_ЧТО НУЖНО СДЕЛАТЬ:_
**A.** Перепишите дословно часть отрывка о поэме «Первороссийск» от слов «Так как лошадей» до слов «конца сороковых годов.» включительно.
**B.** Рабочие какого завода создали первое российское общество хлеборобов-коммунаров, согласно отрывку о поэме «Первороссийск»?
**C.** Перечислите все понятия, из которых, по словам Иванова в отрывке о поэме «Первороссийск», складывается система художественных образов картины.

_ОТРЫВОК ДЛЯ ЧТЕНИЯ:_
__________________________________________________
Так как лошадей в Старом Рахине нет, запрягают баб, которые и родить больше не могут. Женщины умирают в сохе. Ольга много раз повторит эту фразу и вдруг скажет о себе: "Баба, умирающая в сохе, – ужасно, а со мной – не то же ли самое?"
Хронологически рядом с дневниковым очерком-притчей о колхозном ГУЛАГе стоит поэма "Первороссийск", к которой Берггольц шла еще с довоенных времен. Она писала поэму на даче у Карельского перешейка, пытаясь отгородиться от ужасающих событий конца сороковых годов.
В основе поэмы – реальная история первого российского общества хлеборобов-коммунаров, созданного на Алтае рабочими Обуховского завода в 1918 году. Они бросили свои станки, оторвали жен и детей от родных мест, сели в поезда и отправились в Восточную Сибирь строить город своей Мечты. Ленин приказал выдать им винтовки – рабочие поначалу не хотели их брать: "Ни к чему / мы с мирною целью". Однако вождь революции предвидел все. Первороссияне сражались с "язычниками" – казаками, многие коммунары погибли как святые великомученики, но свет их веры воссиял над колхозом, который стоит на месте Первороссийска.
Ольга Берггольц не случайно назвала героев коммунистического Евангелия "первороссиянами", полагая, что внутренняя рифма с первохристианами будет прочитана и понята. Собственно, и герои ее юности погибли в двадцатые-тридцатые годы. А их мир ушел под воду, как град Китеж.
Когда спустя пятнадцать лет поэму переносили на экран режиссеры Александр Иванов и Евгений Шифферс, они решили снять своего рода поэтическую фреску в духе полотен Петрова-Водкина. На обсуждении картины, которая была названа "Первороссияне", Иванов сказал: "Это картина о Революции, об одном из подвигов, ею вдохновенных. И образ Революции предстает здесь как всепроникающее, окрылившее человеческую душу сознание новизны жизни, жизни "как в первый день творенья"… Так входит в картину подлинно эпическое начало…
Отталкиваясь от сценария, художественные образы нашей картины прямо восходят к поэме Ольги Берггольц. Они выстроены у нас в простую и емкую систему, складывающуюся из таких понятий, как хлеб, земля, огонь костра, ребенок, – из понятий опять-таки предельно простых, близких к вечным первоосновам жизни"[122].
Как ни странно, для Ольги Берггольц не было противоречия между очерком о "бабе в сохе" и прославлением первороссиян. Иначе она не смогла бы написать поэму, и не ощущалась бы в ее строчках та мощная энергия, которая позволила создать яркий и необычный фильм.
__________________________________________________
_ИСХОДНЫЕ ЗАПИСИ:_
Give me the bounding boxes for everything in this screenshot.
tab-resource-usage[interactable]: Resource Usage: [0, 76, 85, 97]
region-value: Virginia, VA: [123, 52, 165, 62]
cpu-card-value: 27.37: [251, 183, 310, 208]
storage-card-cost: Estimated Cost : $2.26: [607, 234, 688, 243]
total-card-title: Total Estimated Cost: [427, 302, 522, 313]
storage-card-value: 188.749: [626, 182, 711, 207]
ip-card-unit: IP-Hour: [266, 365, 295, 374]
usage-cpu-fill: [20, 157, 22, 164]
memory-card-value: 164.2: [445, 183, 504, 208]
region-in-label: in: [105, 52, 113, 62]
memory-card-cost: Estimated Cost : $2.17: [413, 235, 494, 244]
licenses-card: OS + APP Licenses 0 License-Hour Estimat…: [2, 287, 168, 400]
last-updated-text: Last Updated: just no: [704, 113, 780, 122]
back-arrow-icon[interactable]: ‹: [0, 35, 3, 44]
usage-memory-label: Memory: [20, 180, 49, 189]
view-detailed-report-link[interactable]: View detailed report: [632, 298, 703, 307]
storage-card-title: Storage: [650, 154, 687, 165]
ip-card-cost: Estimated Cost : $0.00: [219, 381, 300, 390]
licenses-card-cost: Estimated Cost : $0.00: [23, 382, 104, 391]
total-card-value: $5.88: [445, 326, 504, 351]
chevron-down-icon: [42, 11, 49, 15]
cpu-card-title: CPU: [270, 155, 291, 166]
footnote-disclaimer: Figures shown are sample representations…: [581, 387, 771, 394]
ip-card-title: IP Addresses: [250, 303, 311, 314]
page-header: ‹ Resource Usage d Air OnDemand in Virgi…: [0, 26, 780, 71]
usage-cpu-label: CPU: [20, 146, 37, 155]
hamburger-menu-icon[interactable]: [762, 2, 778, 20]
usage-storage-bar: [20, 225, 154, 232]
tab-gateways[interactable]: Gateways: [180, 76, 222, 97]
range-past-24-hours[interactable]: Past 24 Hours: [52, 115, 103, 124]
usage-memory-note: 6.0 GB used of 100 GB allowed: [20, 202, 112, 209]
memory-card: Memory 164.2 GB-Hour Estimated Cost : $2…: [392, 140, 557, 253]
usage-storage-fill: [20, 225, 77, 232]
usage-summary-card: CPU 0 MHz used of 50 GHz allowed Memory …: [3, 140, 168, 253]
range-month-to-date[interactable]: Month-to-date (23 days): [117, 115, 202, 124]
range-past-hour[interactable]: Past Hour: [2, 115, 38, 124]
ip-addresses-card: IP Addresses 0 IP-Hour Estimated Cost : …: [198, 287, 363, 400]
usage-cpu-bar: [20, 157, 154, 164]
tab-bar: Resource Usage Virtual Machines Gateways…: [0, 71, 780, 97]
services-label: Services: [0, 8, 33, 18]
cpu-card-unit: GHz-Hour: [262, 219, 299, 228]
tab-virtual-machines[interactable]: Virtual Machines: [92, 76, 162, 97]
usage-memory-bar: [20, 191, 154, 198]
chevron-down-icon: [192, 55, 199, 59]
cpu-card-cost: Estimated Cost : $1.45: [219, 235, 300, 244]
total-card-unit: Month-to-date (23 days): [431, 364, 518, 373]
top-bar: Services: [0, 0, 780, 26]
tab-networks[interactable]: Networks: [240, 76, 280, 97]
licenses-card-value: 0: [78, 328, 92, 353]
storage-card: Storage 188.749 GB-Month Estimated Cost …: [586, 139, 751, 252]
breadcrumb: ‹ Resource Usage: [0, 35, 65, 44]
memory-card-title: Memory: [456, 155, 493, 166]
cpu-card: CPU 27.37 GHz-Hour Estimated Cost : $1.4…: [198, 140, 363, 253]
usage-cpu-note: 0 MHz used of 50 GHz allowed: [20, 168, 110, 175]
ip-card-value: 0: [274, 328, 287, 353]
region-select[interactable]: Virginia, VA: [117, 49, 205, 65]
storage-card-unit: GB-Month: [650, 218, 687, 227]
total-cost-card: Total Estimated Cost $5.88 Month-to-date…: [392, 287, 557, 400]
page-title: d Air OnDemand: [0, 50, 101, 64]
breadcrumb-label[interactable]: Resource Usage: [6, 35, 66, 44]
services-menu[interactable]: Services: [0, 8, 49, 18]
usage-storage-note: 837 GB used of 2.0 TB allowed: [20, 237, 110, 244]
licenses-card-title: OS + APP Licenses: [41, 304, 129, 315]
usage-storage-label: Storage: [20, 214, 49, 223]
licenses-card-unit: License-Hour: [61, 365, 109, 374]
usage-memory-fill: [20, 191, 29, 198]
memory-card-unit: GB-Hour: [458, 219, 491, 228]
__________________________________________________
_ПОЛУЧЕННЫЕ ОТВЕТЫ:_
**A.**
Так как лошадей в Старом Рахине нет, запрягают баб, которые и родить больше не могут. Женщины умирают в сохе. Ольга много раз повторит эту фразу и вдруг скажет о себе: "Баба, умирающая в сохе, – ужасно, а со мной – не то же ли самое?"
Хронологически рядом с дневниковым очерком-притчей о колхозном ГУЛАГе стоит поэма "Первороссийск", к которой Берггольц шла еще с довоенных времен. Она писала поэму на даче у Карельского перешейка, пытаясь отгородиться от ужасающих событий конца сороковых годов.

**B.** Рабочие Обуховского завода.

**C.** Хлеб, земля, огонь костра, ребенок.